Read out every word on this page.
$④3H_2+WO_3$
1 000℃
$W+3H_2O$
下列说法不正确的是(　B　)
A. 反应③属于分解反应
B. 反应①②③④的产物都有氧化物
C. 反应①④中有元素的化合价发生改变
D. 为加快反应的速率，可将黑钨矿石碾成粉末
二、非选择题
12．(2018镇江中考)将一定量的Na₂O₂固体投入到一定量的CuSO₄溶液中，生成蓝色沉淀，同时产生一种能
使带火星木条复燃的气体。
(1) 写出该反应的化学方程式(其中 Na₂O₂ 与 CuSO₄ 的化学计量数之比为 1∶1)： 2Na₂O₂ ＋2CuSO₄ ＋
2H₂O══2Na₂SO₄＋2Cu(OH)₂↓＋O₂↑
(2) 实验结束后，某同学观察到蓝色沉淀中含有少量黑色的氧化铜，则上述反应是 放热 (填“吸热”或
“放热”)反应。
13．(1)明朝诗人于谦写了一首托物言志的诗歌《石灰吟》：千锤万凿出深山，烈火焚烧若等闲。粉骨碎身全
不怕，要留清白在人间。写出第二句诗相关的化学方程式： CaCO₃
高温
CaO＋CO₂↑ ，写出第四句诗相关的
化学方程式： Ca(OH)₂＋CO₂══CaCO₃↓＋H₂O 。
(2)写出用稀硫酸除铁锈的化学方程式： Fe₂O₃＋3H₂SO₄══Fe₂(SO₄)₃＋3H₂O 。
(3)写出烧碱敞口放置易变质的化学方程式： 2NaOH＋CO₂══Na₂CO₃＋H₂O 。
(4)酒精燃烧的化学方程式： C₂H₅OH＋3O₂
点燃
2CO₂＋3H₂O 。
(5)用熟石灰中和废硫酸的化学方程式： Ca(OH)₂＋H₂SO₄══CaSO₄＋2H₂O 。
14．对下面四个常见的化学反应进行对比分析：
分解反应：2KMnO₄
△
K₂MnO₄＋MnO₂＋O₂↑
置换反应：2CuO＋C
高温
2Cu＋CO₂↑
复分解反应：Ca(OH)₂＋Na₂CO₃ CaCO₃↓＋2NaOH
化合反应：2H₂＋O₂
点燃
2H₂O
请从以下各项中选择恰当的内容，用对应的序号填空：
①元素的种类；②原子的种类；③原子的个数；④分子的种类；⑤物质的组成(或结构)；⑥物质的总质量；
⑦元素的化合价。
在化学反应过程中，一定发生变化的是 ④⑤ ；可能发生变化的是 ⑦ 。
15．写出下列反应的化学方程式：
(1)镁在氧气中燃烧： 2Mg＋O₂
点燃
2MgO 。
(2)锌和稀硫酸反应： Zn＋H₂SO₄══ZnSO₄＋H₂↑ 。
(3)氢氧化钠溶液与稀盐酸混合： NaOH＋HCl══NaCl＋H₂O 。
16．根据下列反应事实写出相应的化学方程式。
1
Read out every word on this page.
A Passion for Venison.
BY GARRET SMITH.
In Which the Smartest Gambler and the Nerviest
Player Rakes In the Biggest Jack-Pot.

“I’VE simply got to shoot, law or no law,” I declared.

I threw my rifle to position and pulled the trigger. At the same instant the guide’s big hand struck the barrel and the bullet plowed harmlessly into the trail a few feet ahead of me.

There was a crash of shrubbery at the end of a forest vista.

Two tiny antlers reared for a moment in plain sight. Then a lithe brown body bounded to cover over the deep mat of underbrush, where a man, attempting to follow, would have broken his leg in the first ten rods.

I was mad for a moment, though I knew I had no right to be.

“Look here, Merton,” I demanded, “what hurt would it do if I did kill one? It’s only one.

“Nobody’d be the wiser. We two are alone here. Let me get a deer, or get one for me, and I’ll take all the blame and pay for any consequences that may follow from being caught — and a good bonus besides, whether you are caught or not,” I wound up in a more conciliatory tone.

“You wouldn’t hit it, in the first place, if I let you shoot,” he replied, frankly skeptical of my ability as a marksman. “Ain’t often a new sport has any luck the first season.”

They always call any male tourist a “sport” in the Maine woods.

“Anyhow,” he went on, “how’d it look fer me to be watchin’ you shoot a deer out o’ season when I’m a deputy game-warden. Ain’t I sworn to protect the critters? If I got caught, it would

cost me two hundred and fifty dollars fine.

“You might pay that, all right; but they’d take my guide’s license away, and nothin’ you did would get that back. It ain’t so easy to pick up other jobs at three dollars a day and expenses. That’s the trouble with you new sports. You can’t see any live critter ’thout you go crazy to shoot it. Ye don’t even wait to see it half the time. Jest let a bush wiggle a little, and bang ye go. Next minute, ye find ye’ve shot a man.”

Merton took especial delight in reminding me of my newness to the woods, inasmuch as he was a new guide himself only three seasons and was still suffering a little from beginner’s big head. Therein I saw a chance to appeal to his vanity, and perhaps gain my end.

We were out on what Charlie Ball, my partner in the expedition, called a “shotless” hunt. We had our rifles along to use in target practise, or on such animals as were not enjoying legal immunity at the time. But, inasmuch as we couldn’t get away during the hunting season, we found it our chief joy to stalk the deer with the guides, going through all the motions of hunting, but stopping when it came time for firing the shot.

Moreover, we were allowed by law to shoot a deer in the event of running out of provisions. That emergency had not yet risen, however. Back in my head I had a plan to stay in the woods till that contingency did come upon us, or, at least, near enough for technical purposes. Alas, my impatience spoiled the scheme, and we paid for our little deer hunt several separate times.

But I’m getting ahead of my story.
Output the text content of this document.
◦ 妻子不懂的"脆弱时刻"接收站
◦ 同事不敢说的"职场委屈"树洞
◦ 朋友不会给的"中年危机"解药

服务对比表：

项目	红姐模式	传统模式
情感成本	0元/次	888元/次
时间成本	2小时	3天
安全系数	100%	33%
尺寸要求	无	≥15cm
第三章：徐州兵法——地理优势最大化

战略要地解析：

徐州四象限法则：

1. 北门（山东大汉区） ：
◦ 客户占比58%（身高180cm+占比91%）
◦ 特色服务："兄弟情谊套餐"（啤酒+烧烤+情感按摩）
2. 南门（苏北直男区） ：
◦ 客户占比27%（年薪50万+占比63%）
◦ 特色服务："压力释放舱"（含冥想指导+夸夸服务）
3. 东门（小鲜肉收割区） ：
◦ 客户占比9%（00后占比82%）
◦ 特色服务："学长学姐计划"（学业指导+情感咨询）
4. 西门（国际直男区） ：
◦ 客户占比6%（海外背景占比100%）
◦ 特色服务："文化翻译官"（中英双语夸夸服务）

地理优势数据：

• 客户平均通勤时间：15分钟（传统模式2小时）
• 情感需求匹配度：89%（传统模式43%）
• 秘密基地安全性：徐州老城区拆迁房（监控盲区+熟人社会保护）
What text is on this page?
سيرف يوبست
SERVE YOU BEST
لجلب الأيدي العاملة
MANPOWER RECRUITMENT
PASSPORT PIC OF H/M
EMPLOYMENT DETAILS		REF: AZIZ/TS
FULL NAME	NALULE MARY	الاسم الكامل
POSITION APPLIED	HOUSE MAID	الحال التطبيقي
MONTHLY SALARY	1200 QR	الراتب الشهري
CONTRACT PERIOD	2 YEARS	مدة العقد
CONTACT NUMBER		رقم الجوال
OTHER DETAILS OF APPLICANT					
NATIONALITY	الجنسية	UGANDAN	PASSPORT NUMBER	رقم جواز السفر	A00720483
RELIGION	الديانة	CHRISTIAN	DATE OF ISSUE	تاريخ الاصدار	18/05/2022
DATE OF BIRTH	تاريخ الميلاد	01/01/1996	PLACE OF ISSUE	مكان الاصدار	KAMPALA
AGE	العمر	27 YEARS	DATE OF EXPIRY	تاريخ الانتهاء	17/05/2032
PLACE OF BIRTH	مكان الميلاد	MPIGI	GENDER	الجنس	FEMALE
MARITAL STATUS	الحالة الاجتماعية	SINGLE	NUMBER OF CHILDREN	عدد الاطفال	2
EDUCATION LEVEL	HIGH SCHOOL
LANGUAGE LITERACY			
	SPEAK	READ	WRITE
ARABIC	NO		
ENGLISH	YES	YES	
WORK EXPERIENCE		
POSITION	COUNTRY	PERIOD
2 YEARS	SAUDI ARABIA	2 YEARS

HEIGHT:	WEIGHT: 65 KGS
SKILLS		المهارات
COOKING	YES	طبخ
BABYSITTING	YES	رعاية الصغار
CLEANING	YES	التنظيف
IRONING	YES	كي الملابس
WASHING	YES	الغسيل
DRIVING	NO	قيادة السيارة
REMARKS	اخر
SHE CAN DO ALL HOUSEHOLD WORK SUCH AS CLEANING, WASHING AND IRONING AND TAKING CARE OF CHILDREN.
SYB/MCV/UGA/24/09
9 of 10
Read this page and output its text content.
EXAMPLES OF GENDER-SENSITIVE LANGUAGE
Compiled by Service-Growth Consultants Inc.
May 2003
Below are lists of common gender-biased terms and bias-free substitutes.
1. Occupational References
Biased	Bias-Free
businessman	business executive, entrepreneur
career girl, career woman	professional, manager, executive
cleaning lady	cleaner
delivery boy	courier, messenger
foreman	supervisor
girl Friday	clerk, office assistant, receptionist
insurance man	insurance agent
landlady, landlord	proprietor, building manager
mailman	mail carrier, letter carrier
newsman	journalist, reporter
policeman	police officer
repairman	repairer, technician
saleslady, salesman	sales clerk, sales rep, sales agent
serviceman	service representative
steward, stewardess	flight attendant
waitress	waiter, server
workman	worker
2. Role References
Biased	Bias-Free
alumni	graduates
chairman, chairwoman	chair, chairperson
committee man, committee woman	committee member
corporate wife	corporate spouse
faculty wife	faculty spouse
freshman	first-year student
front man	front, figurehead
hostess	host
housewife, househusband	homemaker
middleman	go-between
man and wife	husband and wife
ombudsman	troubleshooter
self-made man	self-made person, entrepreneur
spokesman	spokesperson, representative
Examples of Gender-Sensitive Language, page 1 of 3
◇ ◇ ◇ ◇
▶ [Brief]:
Check each line of the records for "Merton" and copy the ones that contain it.

▶ [Reply]:
“Look here, Merton,” I demanded, “what hurt would it do if I did kill one? It’s only one.
Merton took especial delight in reminding me of my newness to the woods, inasmuch as he was a new guide himself only three seasons and was still suffering a little from beginner’s big head. Therein I saw a chance to appeal to his vanity, and perhaps gain my end.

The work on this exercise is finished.